- To do:
Rewrite the material as a numbered list, from its first line through the line containing "site-logo: salaryexplorer.com bbox=[609, 22, 760, 43]", leaving out blank lines.

- Given data:
________
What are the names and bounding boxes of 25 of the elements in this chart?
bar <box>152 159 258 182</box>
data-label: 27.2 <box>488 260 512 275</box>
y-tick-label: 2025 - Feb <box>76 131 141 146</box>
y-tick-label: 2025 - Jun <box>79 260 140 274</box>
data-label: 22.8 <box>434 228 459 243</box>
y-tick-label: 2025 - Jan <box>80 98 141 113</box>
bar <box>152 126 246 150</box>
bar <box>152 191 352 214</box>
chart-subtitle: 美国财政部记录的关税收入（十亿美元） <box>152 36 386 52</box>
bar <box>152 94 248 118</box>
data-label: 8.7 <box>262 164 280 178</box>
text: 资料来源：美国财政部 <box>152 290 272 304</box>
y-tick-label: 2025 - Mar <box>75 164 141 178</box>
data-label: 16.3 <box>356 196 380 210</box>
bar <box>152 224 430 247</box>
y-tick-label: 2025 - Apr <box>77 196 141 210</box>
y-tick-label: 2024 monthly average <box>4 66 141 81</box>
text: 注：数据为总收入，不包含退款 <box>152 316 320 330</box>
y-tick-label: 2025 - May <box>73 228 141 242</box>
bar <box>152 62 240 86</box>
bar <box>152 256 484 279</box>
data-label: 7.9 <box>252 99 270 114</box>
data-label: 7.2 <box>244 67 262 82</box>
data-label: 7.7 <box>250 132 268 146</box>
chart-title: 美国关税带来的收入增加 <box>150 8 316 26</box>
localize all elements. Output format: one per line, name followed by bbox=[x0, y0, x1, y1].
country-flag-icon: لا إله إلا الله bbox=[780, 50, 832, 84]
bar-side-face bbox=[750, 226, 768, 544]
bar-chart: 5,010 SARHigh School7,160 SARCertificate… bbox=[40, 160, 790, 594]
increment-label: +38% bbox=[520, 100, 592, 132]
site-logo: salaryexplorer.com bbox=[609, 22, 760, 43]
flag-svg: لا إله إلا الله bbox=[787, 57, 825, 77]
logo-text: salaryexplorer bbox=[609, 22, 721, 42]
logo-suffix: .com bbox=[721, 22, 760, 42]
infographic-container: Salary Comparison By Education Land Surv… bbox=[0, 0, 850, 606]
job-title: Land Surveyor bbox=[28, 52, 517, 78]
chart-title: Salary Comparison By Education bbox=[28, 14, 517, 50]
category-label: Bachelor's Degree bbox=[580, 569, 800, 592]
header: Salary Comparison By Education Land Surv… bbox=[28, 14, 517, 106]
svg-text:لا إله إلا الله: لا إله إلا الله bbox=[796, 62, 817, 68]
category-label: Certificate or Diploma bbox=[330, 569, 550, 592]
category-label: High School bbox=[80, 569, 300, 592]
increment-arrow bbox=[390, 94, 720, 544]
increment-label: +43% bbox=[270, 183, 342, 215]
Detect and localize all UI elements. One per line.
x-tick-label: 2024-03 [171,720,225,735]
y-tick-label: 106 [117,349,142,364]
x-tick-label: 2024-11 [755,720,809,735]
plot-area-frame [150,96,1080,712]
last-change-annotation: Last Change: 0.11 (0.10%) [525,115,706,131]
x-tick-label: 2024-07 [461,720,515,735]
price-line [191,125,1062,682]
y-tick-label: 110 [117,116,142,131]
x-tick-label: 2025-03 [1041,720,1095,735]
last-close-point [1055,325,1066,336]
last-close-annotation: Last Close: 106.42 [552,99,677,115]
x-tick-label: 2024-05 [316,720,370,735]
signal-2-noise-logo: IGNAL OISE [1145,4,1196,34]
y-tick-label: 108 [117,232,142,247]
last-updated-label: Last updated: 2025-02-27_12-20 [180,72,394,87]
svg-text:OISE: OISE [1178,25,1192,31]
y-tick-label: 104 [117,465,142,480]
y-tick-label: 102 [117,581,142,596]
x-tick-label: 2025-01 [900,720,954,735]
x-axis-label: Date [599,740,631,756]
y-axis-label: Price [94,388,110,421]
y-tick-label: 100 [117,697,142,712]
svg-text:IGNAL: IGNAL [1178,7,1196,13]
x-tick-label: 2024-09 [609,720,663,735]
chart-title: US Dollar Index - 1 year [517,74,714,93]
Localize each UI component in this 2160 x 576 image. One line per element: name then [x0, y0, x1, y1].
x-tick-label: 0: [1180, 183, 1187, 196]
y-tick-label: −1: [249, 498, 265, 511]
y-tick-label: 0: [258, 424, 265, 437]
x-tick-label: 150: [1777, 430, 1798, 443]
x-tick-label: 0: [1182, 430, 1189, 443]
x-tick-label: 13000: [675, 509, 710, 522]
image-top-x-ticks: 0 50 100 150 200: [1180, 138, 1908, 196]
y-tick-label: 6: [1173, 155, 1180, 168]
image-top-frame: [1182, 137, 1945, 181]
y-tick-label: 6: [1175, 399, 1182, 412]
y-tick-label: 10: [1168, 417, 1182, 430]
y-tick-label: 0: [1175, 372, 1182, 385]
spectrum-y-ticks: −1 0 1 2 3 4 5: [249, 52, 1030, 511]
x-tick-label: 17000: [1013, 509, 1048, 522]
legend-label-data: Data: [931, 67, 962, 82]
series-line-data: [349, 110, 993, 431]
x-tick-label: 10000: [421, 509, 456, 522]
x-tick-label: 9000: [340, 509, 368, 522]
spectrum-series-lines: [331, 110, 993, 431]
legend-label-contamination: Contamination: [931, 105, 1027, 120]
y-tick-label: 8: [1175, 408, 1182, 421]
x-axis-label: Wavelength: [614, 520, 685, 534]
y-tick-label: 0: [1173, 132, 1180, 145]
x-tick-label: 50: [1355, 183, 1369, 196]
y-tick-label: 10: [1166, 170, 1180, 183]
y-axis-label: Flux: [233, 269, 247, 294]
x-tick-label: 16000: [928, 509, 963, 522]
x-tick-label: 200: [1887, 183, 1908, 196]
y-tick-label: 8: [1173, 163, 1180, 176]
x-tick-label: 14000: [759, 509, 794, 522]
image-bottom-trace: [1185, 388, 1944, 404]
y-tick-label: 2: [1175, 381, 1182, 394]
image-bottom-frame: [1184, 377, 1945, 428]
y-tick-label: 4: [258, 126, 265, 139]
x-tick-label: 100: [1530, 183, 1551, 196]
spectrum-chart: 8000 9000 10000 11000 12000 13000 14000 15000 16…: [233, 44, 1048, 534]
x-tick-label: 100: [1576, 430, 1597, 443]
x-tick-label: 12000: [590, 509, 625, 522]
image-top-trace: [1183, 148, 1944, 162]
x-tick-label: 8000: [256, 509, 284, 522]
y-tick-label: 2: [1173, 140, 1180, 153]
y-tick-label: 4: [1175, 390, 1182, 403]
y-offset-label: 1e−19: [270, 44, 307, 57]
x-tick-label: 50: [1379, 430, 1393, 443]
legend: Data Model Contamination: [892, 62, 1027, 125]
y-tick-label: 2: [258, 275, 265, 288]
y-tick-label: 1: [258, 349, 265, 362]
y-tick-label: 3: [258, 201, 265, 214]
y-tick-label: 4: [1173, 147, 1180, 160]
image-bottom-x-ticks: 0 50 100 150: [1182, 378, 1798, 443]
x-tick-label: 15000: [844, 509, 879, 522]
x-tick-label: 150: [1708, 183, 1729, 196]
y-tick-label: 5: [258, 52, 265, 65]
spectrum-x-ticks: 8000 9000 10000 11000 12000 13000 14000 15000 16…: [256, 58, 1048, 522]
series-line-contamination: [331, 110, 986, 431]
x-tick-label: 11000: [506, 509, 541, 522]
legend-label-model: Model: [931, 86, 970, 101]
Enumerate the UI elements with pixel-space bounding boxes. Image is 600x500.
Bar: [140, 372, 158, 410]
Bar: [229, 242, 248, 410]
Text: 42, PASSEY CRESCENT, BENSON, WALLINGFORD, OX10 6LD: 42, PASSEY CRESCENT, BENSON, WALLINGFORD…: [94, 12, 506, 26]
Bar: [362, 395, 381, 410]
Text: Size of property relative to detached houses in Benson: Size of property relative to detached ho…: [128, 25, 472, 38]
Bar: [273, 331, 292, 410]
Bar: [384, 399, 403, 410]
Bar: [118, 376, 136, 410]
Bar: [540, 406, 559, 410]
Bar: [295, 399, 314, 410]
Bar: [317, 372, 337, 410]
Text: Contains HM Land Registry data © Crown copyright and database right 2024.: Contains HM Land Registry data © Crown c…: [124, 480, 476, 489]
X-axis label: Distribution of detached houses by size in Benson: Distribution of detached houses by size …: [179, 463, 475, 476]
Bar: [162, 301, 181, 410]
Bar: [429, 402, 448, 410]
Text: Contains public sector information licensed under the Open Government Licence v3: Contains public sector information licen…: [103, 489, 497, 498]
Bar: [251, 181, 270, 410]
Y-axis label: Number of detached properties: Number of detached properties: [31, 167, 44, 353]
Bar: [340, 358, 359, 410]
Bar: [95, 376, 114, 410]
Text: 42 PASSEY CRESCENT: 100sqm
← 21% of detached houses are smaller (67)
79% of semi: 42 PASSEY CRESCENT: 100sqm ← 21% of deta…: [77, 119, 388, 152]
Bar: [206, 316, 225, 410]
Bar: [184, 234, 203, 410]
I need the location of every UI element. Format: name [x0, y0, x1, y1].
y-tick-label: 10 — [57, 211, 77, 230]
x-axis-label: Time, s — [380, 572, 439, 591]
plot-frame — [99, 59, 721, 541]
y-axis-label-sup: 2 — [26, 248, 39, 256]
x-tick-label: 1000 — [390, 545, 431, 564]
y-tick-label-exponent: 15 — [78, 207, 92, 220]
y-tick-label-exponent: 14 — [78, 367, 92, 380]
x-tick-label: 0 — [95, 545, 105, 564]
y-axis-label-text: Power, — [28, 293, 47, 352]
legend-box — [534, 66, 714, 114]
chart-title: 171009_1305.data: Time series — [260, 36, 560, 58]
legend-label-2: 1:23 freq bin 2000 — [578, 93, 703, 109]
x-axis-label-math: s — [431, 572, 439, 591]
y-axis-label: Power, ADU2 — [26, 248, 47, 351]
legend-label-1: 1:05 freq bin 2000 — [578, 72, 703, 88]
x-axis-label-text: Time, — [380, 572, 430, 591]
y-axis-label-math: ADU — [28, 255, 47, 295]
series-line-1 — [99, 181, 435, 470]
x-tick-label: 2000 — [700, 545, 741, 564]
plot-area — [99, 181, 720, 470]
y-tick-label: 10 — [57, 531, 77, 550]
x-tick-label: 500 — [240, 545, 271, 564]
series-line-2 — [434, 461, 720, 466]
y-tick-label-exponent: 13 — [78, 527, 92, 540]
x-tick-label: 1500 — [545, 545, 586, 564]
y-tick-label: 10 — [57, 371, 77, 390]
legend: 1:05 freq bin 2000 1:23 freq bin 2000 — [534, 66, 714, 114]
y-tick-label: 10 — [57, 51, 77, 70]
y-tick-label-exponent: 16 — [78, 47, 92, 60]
________
- Written solution:
1. What are the names and bounding boxes of 25 of the elements in this chart?
2. bar <box>152 159 258 182</box>
3. data-label: 27.2 <box>488 260 512 275</box>
4. y-tick-label: 2025 - Feb <box>76 131 141 146</box>
5. y-tick-label: 2025 - Jun <box>79 260 140 274</box>
6. data-label: 22.8 <box>434 228 459 243</box>
7. y-tick-label: 2025 - Jan <box>80 98 141 113</box>
8. bar <box>152 126 246 150</box>
9. bar <box>152 191 352 214</box>
10. chart-subtitle: 美国财政部记录的关税收入（十亿美元） <box>152 36 386 52</box>
11. bar <box>152 94 248 118</box>
12. data-label: 8.7 <box>262 164 280 178</box>
13. text: 资料来源：美国财政部 <box>152 290 272 304</box>
14. y-tick-label: 2025 - Mar <box>75 164 141 178</box>
15. data-label: 16.3 <box>356 196 380 210</box>
16. bar <box>152 224 430 247</box>
17. y-tick-label: 2025 - Apr <box>77 196 141 210</box>
18. y-tick-label: 2024 monthly average <box>4 66 141 81</box>
19. text: 注：数据为总收入，不包含退款 <box>152 316 320 330</box>
20. y-tick-label: 2025 - May <box>73 228 141 242</box>
21. bar <box>152 62 240 86</box>
22. bar <box>152 256 484 279</box>
23. data-label: 7.9 <box>252 99 270 114</box>
24. data-label: 7.2 <box>244 67 262 82</box>
25. data-label: 7.7 <box>250 132 268 146</box>
26. chart-title: 美国关税带来的收入增加 <box>150 8 316 26</box>
27. localize all elements. Output format: one per line, name followed by bbox=[x0, y0, x1, y1].
28. country-flag-icon: لا إله إلا الله bbox=[780, 50, 832, 84]
29. bar-side-face bbox=[750, 226, 768, 544]
30. bar-chart: 5,010 SARHigh School7,160 SARCertificate… bbox=[40, 160, 790, 594]
31. increment-label: +38% bbox=[520, 100, 592, 132]
32. site-logo: salaryexplorer.com bbox=[609, 22, 760, 43]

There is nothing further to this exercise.